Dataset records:
┄┄┄┄┄┄┄┄┄┄

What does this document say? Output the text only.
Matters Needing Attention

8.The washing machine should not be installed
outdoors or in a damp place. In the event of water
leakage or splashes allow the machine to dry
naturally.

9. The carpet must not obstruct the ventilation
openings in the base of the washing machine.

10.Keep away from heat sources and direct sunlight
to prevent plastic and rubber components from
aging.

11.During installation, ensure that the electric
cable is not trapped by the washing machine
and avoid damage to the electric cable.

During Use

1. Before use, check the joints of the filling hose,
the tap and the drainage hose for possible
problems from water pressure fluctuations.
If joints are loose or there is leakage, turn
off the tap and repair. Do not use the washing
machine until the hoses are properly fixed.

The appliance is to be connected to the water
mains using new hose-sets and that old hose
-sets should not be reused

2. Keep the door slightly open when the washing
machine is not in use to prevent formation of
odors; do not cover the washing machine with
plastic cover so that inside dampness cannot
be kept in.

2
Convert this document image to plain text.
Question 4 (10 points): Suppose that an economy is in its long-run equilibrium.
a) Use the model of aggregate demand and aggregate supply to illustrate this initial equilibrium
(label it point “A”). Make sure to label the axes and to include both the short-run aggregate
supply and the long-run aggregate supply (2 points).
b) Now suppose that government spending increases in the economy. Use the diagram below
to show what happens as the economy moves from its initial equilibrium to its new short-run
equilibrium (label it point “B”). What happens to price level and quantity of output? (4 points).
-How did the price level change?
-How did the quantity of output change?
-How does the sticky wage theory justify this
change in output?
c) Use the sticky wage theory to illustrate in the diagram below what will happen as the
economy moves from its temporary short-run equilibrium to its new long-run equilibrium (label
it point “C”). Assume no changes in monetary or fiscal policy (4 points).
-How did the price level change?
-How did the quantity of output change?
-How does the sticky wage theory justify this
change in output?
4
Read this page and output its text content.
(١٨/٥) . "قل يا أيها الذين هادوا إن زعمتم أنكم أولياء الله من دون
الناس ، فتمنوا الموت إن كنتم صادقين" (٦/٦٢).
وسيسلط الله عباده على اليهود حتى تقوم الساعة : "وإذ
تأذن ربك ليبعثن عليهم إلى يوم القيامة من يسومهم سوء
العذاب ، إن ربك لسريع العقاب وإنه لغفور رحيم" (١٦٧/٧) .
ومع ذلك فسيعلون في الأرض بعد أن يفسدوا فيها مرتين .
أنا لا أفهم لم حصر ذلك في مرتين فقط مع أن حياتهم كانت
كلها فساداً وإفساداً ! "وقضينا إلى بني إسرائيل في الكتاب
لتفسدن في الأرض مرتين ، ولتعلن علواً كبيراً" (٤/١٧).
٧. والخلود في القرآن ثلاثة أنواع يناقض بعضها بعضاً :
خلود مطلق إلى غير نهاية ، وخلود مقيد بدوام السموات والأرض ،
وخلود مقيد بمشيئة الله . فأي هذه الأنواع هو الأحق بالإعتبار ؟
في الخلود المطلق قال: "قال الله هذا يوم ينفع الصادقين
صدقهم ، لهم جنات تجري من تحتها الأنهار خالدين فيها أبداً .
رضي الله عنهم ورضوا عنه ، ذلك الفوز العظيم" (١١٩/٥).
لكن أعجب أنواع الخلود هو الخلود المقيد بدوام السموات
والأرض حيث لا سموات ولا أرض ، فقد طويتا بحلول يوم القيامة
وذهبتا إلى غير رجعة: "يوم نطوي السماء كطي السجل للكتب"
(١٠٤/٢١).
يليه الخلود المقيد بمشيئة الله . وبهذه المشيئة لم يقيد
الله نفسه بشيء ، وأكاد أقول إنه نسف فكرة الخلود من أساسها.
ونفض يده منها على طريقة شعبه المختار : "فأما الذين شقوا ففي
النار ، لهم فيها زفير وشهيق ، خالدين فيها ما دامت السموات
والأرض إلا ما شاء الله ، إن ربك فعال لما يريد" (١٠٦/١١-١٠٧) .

┄┄┄┄┄┄┄┄┄┄

Extract each line of the listing above, copying it word for word.

◆ **RESULT OF THE EXERCISE**
What does this document say? Output the text only.
Matters Needing Attention

8.The washing machine should not be installed
outdoors or in a damp place. In the event of water
leakage or splashes allow the machine to dry
naturally.

9. The carpet must not obstruct the ventilation
openings in the base of the washing machine.

10.Keep away from heat sources and direct sunlight
to prevent plastic and rubber components from
aging.

11.During installation, ensure that the electric
cable is not trapped by the washing machine
and avoid damage to the electric cable.

During Use

1. Before use, check the joints of the filling hose,
the tap and the drainage hose for possible
problems from water pressure fluctuations.
If joints are loose or there is leakage, turn
off the tap and repair. Do not use the washing
machine until the hoses are properly fixed.

The appliance is to be connected to the water
mains using new hose-sets and that old hose
-sets should not be reused

2. Keep the door slightly open when the washing
machine is not in use to prevent formation of
odors; do not cover the washing machine with
plastic cover so that inside dampness cannot
be kept in.

2
Convert this document image to plain text.
Question 4 (10 points): Suppose that an economy is in its long-run equilibrium.
a) Use the model of aggregate demand and aggregate supply to illustrate this initial equilibrium
(label it point “A”). Make sure to label the axes and to include both the short-run aggregate
supply and the long-run aggregate supply (2 points).
b) Now suppose that government spending increases in the economy. Use the diagram below
to show what happens as the economy moves from its initial equilibrium to its new short-run
equilibrium (label it point “B”). What happens to price level and quantity of output? (4 points).
-How did the price level change?
-How did the quantity of output change?
-How does the sticky wage theory justify this
change in output?
c) Use the sticky wage theory to illustrate in the diagram below what will happen as the
economy moves from its temporary short-run equilibrium to its new long-run equilibrium (label
it point “C”). Assume no changes in monetary or fiscal policy (4 points).
-How did the price level change?
-How did the quantity of output change?
-How does the sticky wage theory justify this
change in output?
4
Read this page and output its text content.
(١٨/٥) . "قل يا أيها الذين هادوا إن زعمتم أنكم أولياء الله من دون
الناس ، فتمنوا الموت إن كنتم صادقين" (٦/٦٢).
وسيسلط الله عباده على اليهود حتى تقوم الساعة : "وإذ
تأذن ربك ليبعثن عليهم إلى يوم القيامة من يسومهم سوء
العذاب ، إن ربك لسريع العقاب وإنه لغفور رحيم" (١٦٧/٧) .
ومع ذلك فسيعلون في الأرض بعد أن يفسدوا فيها مرتين .
أنا لا أفهم لم حصر ذلك في مرتين فقط مع أن حياتهم كانت
كلها فساداً وإفساداً ! "وقضينا إلى بني إسرائيل في الكتاب
لتفسدن في الأرض مرتين ، ولتعلن علواً كبيراً" (٤/١٧).
٧. والخلود في القرآن ثلاثة أنواع يناقض بعضها بعضاً :
خلود مطلق إلى غير نهاية ، وخلود مقيد بدوام السموات والأرض ،
وخلود مقيد بمشيئة الله . فأي هذه الأنواع هو الأحق بالإعتبار ؟
في الخلود المطلق قال: "قال الله هذا يوم ينفع الصادقين
صدقهم ، لهم جنات تجري من تحتها الأنهار خالدين فيها أبداً .
رضي الله عنهم ورضوا عنه ، ذلك الفوز العظيم" (١١٩/٥).
لكن أعجب أنواع الخلود هو الخلود المقيد بدوام السموات
والأرض حيث لا سموات ولا أرض ، فقد طويتا بحلول يوم القيامة
وذهبتا إلى غير رجعة: "يوم نطوي السماء كطي السجل للكتب"
(١٠٤/٢١).
يليه الخلود المقيد بمشيئة الله . وبهذه المشيئة لم يقيد
الله نفسه بشيء ، وأكاد أقول إنه نسف فكرة الخلود من أساسها.
ونفض يده منها على طريقة شعبه المختار : "فأما الذين شقوا ففي
النار ، لهم فيها زفير وشهيق ، خالدين فيها ما دامت السموات
والأرض إلا ما شاء الله ، إن ربك فعال لما يريد" (١٠٦/١١-١٠٧) .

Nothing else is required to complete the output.